- [EXERCISE DETAILS]:
In the records below, find each line with "并核对答案" and copy it.

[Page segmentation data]
================================

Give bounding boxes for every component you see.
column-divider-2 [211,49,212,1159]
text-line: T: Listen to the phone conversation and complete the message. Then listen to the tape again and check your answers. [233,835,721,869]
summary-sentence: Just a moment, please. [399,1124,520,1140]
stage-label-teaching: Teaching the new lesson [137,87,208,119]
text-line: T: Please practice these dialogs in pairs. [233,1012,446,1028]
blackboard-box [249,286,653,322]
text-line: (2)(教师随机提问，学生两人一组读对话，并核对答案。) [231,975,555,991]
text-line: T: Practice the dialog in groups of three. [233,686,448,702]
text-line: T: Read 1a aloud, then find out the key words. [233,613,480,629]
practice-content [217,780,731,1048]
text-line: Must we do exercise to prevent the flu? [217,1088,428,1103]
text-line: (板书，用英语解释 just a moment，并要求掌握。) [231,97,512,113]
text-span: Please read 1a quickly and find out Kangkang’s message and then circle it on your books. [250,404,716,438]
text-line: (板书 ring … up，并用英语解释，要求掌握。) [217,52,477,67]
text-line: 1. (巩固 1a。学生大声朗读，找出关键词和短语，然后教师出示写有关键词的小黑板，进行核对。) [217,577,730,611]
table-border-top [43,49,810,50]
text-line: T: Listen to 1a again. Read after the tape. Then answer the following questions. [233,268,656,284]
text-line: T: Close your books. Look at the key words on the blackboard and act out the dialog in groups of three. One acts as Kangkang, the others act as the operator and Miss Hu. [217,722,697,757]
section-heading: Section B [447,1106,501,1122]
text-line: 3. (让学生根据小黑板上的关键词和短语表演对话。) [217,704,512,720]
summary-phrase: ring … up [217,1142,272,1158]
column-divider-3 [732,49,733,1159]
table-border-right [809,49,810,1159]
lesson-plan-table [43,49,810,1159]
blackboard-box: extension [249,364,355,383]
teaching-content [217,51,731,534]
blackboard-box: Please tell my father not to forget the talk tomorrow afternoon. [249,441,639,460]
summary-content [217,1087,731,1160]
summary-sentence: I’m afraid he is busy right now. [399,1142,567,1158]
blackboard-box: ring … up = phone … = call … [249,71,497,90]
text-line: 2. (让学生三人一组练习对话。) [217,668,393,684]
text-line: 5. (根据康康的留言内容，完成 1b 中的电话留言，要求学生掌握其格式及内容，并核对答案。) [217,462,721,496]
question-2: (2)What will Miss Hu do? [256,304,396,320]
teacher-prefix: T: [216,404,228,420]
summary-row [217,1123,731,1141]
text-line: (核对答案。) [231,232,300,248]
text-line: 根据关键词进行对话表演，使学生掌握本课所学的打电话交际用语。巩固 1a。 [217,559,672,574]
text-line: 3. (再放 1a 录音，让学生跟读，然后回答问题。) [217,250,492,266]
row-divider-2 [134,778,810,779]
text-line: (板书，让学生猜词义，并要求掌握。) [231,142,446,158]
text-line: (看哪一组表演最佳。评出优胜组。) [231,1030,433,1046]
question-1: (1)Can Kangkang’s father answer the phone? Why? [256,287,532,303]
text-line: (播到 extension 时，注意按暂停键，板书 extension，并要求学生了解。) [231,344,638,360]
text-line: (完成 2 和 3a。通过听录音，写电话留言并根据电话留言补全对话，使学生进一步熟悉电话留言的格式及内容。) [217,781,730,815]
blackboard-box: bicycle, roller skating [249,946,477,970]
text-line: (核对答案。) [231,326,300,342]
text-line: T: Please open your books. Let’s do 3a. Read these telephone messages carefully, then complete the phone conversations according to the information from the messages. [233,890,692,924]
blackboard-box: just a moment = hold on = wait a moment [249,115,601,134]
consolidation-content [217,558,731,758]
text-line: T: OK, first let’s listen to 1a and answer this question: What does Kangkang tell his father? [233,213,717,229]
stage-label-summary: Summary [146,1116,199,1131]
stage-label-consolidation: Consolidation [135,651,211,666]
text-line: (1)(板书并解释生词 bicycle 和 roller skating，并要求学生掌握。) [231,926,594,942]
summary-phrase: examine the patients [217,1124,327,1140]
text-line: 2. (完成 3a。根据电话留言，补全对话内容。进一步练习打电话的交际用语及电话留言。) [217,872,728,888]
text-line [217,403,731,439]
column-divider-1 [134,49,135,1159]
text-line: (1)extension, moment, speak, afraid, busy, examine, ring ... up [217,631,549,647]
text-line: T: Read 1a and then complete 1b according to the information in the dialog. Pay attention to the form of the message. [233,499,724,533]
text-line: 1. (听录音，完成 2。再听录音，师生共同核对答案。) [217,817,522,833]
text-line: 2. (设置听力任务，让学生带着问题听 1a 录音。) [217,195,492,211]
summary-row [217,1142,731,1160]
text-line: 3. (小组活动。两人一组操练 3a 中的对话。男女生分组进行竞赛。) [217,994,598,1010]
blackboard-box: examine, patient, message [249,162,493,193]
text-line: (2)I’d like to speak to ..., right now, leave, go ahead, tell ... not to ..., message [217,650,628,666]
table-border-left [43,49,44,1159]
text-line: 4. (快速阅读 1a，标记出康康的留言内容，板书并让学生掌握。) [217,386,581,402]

================================

- [SOLUTION FOR THIS TASK]:
text-line: (2)(教师随机提问，学生两人一组读对话，并核对答案。) [231,975,555,991]
text-line: 5. (根据康康的留言内容，完成 1b 中的电话留言，要求学生掌握其格式及内容，并核对答案。) [217,462,721,496]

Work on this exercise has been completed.